▶ Given text:
* * * * * * *

All the big name national car rental companies can be found here.  You can rent at the airport, and several Strip hotels have car rental locations as well.  Airport rental fees can be steep and the counter service agents there are often aggressive at trying to get you to buy insurance coverage or upgrades. Know ahead of time what types of rental car liability (collision damage, loss of use, etc.) your credit card covers.

Tip: Memorize the license plate on your rental car.  Even better, use your digital camera (or cell phone camera) to snap a picture of the car, including the license plate.  If you self-park, take a photo indicating where it’s located in the garage.  Why? So you don’t go crazy trying to find it when you’ve forgotten what it looks like or where you parked it!

Parking lot


Some people may not consider a taxi very private, but aside from the driver, you don’t have to share the space with anyone else, so for our purposes, it’s categorized under “private”.

The first thing you need to know is that you cannot flag down a taxi on the street; it’s illegal for them to stop for you. But every hotel has a taxi stand.  Or call a cab if you’re at a location where there are no taxi stands.  Be aware that the cab line at McCarran can be very, very long at times, but it moves more quickly than you would expect.  I cannot recommend a particular cab company over another, as I haven’t heard that one is more trustworthy than the rest.  It’s pretty much luck of the draw.  You can get phone numbers of cab companies here:

Las Vegas Taxicab Companies

Another number for you to keep on your cell phone is the Taxicab Authority: (702) 668-4000. The reason you want this number is because longhauling is prevalent in Las Vegas.  If your cab from the airport goes through a tunnel, and the driver never asked you if you wanted to go through a tunnel, chances are 99% good that you’ve been longhauled. (The exception would be if you’re traveling south of the airport.)

To avoid this, when you get in the cab, tell the driver where you want to go, and be sure to add “No tunnel.”  Be forewarned that some cab drivers get very testy when you say “No tunnel.” Some are genuinely offended at the assumption that they would try to rip you off, while others are ticked off that you’ve just avoided their attempt to rip you off.  If a cab driver longhauls you, you have the option to refuse to pay and to call the Taxicab Authority to report them.  If you choose to go this route, I’d wait until you’re at your hotel’s valet, so you have some backup.  Out of all my trips to Vegas, I’ve only been longhauled once.  Most of the cabbies I’ve interacted with were good, decent hard-working people and fun to chat with.  It’s just those few bad apples that give all of them a bad reputation.  Be prepared, but don’t be paranoid.

It’s a good idea to familiarize yourself with routes and fares before your trip.  You can find that information at the Taxicab Authority website.

The downside of taking a cab as a solo traveler, of course, is that you have no one to split cab fare with (unless you are lucky enough to meet some nice folks on the plane who happen to be staying at the same hotel).

* * * * * * *

▶ To do:
1. In the Las Vegas transportation text, why can't you flag down a taxi on the street?
2. Retype the stretch of the Las Vegas transportation text from "The downside of" through "the same hotel).".

* * * * * * *

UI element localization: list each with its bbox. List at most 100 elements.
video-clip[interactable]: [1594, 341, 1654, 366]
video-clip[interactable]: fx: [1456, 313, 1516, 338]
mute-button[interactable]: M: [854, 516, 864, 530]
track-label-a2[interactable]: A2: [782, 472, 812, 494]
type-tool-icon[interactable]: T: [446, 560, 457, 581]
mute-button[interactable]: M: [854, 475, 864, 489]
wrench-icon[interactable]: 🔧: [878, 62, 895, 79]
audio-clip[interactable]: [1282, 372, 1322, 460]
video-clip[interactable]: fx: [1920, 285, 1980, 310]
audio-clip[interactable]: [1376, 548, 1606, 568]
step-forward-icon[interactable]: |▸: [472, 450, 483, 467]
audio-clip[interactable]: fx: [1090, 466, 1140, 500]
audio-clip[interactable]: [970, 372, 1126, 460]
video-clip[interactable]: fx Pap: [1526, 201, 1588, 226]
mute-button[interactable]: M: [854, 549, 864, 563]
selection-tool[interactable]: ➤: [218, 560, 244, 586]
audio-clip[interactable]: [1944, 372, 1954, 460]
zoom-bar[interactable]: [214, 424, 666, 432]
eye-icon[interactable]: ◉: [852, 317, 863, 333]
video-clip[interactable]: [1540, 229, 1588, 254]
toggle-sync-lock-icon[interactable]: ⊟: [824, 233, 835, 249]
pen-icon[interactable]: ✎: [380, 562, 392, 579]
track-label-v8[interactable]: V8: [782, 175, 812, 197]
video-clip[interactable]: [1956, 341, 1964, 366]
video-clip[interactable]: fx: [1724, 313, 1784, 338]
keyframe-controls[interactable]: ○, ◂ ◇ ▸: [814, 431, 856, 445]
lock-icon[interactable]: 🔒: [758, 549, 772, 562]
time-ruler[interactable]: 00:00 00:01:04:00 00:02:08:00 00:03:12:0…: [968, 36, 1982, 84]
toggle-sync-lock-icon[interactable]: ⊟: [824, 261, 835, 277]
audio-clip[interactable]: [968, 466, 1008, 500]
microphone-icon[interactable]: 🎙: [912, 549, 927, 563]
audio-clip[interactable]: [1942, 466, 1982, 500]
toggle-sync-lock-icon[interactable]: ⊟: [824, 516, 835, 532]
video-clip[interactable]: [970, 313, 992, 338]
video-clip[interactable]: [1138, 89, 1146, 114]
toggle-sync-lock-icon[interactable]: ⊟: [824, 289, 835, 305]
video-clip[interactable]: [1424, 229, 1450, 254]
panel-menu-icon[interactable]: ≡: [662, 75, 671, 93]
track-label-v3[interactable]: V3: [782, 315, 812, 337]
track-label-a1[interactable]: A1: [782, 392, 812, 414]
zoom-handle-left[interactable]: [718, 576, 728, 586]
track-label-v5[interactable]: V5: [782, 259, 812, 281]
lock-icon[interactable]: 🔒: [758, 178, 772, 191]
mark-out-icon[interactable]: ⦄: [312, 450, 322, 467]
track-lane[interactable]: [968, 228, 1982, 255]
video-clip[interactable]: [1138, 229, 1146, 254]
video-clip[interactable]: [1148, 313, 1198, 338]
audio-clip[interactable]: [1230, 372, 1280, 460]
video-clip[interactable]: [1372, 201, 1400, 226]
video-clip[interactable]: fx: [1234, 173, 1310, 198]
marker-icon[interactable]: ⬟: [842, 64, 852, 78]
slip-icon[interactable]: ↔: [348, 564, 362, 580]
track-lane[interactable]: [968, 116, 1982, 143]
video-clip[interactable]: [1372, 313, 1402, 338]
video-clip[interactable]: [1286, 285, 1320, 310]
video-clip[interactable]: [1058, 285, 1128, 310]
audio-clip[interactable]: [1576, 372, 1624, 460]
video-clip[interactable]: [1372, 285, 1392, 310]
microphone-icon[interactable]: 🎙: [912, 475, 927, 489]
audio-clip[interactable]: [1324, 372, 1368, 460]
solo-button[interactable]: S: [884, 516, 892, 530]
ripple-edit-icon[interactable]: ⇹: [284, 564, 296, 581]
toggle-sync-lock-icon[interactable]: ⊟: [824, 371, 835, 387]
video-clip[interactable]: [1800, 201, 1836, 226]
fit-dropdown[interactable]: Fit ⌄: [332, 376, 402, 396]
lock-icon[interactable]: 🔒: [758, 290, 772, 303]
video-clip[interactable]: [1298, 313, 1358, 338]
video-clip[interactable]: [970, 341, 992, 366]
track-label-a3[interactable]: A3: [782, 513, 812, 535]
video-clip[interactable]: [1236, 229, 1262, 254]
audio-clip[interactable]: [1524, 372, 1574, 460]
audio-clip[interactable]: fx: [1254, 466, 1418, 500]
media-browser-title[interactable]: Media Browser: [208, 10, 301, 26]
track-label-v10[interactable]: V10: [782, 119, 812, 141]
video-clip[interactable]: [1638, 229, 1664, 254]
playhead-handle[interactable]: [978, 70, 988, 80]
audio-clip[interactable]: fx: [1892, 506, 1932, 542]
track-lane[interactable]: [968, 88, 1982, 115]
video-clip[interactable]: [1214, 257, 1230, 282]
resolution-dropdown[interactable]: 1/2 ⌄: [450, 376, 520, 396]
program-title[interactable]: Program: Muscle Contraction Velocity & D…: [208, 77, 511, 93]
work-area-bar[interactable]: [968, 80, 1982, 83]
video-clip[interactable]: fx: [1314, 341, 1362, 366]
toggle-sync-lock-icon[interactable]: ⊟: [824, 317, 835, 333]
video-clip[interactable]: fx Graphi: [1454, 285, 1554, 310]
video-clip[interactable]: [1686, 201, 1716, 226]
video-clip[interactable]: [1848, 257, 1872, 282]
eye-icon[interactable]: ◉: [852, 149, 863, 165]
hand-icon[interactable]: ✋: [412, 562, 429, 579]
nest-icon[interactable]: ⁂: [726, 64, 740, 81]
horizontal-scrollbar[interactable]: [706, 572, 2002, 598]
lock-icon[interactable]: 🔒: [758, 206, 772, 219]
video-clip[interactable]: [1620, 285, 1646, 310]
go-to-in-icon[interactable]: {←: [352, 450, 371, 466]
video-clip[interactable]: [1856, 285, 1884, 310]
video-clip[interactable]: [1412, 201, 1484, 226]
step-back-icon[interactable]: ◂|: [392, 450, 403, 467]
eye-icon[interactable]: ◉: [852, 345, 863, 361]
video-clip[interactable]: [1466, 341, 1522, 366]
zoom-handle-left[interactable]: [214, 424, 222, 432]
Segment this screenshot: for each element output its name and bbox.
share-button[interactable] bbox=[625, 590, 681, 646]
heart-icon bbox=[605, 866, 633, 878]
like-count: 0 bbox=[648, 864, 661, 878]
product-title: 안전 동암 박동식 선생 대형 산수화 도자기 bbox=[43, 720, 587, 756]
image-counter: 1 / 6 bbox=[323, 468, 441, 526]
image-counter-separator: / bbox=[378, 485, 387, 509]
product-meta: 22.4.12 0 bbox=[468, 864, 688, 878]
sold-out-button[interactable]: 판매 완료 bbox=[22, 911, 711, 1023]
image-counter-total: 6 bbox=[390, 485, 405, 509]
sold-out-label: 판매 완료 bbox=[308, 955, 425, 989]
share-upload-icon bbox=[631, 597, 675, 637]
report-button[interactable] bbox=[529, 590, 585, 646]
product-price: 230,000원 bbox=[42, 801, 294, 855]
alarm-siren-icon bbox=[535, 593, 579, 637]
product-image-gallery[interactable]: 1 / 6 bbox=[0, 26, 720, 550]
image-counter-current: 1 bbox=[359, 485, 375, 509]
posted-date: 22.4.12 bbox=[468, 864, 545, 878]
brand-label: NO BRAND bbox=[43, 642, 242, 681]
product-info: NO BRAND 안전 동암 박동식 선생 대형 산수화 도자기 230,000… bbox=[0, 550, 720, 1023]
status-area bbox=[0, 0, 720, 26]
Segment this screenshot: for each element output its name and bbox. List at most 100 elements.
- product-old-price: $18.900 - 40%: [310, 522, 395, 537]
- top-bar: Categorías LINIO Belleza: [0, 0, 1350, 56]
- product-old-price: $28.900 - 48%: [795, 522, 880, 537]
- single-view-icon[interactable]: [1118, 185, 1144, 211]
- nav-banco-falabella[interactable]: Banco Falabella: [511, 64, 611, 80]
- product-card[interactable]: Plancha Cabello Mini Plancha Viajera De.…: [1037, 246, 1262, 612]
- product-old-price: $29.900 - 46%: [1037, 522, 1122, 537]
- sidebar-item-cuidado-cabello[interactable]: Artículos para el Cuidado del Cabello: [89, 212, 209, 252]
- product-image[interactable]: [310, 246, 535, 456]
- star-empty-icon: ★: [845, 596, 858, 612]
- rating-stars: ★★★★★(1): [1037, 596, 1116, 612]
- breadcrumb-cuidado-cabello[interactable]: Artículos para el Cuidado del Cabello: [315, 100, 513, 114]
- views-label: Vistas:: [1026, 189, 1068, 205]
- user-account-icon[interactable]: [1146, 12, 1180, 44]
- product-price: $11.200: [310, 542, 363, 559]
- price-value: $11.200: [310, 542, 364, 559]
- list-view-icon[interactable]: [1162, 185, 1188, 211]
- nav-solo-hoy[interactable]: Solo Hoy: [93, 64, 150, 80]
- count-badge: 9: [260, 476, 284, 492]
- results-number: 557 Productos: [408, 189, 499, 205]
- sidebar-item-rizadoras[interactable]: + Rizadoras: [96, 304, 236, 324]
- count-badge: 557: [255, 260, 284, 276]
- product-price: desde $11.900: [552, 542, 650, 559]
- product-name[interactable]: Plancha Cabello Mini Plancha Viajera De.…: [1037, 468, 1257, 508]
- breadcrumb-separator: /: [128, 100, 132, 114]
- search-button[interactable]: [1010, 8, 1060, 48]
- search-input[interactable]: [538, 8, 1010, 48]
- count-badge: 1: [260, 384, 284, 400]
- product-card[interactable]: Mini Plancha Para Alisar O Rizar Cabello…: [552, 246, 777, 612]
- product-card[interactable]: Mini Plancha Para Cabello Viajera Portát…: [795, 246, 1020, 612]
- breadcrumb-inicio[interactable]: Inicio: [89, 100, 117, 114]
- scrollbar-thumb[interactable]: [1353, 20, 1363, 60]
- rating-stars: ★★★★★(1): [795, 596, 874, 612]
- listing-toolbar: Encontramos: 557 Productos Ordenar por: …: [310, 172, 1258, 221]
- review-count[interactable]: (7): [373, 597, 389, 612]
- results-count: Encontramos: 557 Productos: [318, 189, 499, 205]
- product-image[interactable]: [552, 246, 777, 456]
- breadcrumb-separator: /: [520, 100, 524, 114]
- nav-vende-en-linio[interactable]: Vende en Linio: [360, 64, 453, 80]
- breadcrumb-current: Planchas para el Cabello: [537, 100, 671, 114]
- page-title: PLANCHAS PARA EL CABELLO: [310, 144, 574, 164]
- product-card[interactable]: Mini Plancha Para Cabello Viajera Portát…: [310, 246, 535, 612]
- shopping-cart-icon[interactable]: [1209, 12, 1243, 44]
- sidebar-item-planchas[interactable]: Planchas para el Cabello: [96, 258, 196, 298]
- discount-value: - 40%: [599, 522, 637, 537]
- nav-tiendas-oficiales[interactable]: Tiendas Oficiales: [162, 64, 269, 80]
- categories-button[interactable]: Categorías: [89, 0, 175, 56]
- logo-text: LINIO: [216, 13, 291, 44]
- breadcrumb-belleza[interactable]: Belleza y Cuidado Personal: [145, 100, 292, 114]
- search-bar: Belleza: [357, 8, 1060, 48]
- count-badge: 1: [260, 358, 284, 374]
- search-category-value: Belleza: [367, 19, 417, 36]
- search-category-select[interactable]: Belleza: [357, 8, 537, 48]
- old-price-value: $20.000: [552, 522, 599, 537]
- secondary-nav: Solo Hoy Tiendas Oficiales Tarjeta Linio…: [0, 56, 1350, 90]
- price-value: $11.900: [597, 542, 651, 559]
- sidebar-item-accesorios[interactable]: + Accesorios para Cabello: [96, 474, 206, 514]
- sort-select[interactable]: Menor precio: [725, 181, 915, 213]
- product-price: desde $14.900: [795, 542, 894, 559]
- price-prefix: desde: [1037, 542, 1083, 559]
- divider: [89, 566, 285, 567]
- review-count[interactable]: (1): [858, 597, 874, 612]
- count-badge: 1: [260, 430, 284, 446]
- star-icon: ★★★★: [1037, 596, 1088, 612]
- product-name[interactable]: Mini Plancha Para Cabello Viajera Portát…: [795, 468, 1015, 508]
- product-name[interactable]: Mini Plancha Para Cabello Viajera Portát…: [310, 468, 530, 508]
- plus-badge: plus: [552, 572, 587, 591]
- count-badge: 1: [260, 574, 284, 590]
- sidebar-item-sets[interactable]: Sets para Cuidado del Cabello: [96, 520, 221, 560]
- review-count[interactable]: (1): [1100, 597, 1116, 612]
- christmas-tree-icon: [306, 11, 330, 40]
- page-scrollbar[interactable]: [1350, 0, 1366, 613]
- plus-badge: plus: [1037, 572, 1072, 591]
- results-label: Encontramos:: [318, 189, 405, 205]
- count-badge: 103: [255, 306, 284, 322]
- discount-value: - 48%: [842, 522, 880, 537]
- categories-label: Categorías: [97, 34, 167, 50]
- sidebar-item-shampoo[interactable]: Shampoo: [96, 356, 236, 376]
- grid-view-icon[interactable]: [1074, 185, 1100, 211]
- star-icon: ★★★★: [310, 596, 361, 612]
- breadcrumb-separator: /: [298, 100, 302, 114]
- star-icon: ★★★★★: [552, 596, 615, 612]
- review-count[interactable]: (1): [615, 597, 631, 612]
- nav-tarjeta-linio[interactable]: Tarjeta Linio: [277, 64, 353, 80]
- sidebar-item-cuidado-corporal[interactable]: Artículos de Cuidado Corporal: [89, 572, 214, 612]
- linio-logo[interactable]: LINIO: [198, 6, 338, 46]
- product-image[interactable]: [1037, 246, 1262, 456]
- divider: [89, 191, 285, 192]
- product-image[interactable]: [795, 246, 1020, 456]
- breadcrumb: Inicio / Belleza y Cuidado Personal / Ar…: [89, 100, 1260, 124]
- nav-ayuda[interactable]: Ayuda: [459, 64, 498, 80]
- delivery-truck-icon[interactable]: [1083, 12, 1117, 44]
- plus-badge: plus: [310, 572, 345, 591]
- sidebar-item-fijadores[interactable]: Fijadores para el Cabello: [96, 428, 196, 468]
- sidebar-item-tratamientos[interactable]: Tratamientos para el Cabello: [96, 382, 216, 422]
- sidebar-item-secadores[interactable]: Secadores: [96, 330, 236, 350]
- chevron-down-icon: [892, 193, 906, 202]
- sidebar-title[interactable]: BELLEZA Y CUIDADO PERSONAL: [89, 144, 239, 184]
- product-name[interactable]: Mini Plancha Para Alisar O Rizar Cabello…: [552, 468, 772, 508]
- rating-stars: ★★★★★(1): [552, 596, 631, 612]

* * * * * * *

▶ Responses for each task:
1. It's illegal for taxis to stop for you.

2.
The downside of taking a cab as a solo traveler, of course, is that you have no one to split cab fare with (unless you are lucky enough to meet some nice folks on the plane who happen to be staying at the same hotel).